▸ Dataset

-- Start --

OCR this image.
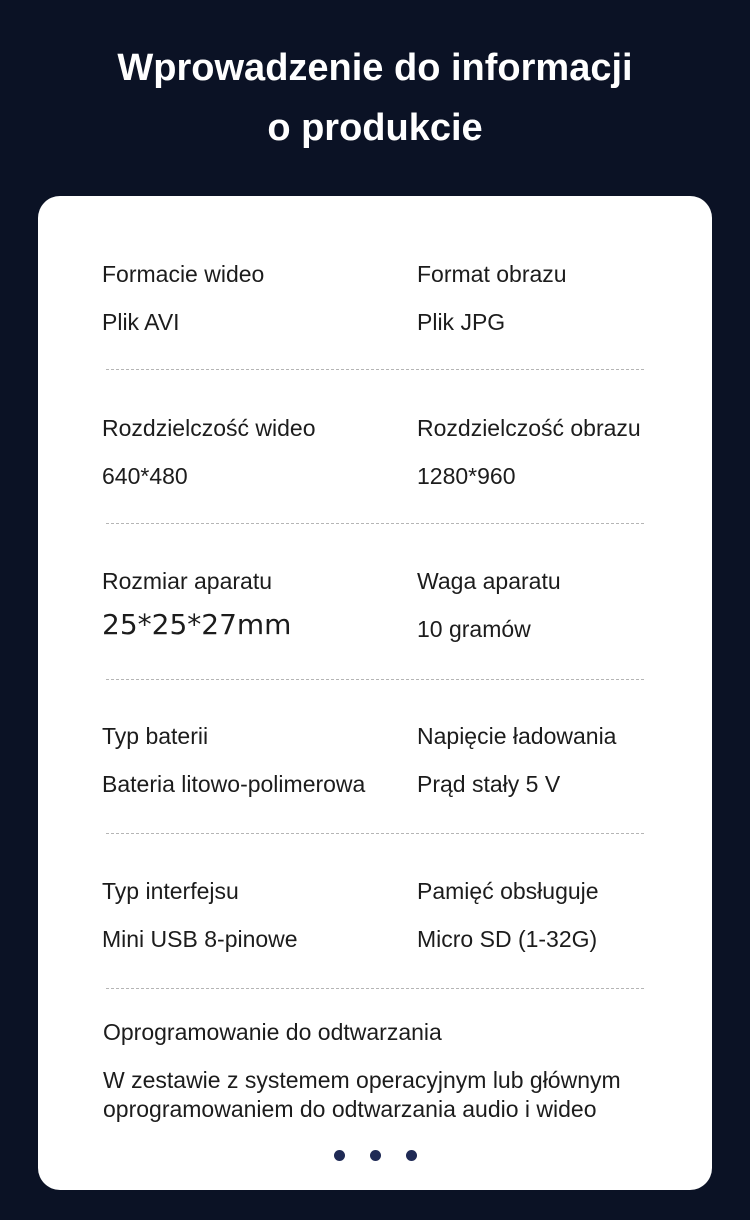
Wprowadzenie do informacji
o produkcie
Formacie wideo
Plik AVI
Format obrazu
Plik JPG
Rozdzielczość wideo
640*480
Rozdzielczość obrazu
1280*960
Rozmiar aparatu
25*25*27mm
Waga aparatu
10 gramów
Typ baterii
Bateria litowo-polimerowa
Napięcie ładowania
Prąd stały 5 V
Typ interfejsu
Mini USB 8-pinowe
Pamięć obsługuje
Micro SD (1-32G)
Oprogramowanie do odtwarzania
W zestawie z systemem operacyjnym lub głównym
oprogramowaniem do odtwarzania audio i wideo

-- End --

▸ Task goal
Reproduce the listing above exactly, excluding all pictures.

▸ Solution to the problem
OCR this image.
Wprowadzenie do informacji
o produkcie
Formacie wideo
Plik AVI
Format obrazu
Plik JPG
Rozdzielczość wideo
640*480
Rozdzielczość obrazu
1280*960
Rozmiar aparatu
25*25*27mm
Waga aparatu
10 gramów
Typ baterii
Bateria litowo-polimerowa
Napięcie ładowania
Prąd stały 5 V
Typ interfejsu
Mini USB 8-pinowe
Pamięć obsługuje
Micro SD (1-32G)
Oprogramowanie do odtwarzania
W zestawie z systemem operacyjnym lub głównym
oprogramowaniem do odtwarzania audio i wideo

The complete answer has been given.